YOUR TASK:
From the listing below, select every line where the word "Vepř" appears.

Recorded data:
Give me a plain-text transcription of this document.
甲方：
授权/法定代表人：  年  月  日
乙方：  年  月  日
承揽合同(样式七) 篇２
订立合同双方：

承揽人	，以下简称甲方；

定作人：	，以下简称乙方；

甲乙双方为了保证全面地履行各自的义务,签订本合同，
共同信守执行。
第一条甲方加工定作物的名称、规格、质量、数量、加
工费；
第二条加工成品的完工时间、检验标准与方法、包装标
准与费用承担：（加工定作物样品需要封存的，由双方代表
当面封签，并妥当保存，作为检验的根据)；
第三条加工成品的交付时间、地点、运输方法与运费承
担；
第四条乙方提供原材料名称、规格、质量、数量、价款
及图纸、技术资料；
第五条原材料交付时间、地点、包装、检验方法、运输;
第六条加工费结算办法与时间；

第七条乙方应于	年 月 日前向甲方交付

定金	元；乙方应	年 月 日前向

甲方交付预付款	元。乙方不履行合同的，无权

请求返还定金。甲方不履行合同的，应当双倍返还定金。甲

...

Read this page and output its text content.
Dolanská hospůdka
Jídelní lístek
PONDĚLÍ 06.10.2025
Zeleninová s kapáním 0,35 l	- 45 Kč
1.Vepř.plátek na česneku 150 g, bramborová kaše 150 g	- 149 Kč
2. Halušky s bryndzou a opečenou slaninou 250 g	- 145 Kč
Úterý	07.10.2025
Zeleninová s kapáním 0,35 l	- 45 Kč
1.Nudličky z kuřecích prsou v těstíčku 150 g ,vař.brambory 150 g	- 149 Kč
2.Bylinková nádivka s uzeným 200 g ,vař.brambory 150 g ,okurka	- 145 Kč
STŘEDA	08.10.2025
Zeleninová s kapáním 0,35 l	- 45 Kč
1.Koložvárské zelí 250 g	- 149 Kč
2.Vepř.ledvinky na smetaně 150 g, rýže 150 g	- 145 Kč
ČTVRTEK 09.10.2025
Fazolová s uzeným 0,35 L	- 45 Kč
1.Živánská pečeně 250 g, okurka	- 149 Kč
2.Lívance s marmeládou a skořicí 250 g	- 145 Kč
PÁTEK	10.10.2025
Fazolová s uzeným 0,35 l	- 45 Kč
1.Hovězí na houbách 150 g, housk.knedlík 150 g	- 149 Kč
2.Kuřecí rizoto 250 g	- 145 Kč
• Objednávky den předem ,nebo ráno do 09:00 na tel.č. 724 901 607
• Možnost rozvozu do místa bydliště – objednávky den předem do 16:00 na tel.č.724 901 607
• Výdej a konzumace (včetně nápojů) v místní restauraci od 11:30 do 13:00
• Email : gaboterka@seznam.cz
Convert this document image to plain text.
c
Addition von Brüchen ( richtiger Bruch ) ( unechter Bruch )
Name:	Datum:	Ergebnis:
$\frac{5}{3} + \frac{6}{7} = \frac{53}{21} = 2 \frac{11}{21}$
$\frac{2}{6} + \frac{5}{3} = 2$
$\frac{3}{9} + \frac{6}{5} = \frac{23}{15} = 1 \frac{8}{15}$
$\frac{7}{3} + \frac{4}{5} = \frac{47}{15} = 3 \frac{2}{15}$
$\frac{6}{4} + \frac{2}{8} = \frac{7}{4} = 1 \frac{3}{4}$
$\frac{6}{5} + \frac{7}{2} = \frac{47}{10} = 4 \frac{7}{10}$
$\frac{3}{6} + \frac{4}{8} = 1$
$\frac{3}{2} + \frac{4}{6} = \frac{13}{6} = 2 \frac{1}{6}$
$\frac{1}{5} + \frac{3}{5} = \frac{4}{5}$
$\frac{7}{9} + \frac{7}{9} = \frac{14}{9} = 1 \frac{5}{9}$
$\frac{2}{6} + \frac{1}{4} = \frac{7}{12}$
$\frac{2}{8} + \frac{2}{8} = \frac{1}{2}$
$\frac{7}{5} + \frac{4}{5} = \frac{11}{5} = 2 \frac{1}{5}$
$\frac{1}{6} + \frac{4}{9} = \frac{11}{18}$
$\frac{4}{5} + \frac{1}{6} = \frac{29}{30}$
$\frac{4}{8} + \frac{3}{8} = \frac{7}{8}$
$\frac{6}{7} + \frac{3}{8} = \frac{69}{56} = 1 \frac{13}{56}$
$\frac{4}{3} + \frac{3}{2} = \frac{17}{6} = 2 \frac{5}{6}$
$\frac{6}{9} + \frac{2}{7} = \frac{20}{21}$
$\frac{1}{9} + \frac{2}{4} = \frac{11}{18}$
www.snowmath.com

CORRECT ANSWER:
1.Vepř.plátek na česneku 150 g, bramborová kaše 150 g	- 149 Kč
2.Vepř.ledvinky na smetaně 150 g, rýže 150 g	- 145 Kč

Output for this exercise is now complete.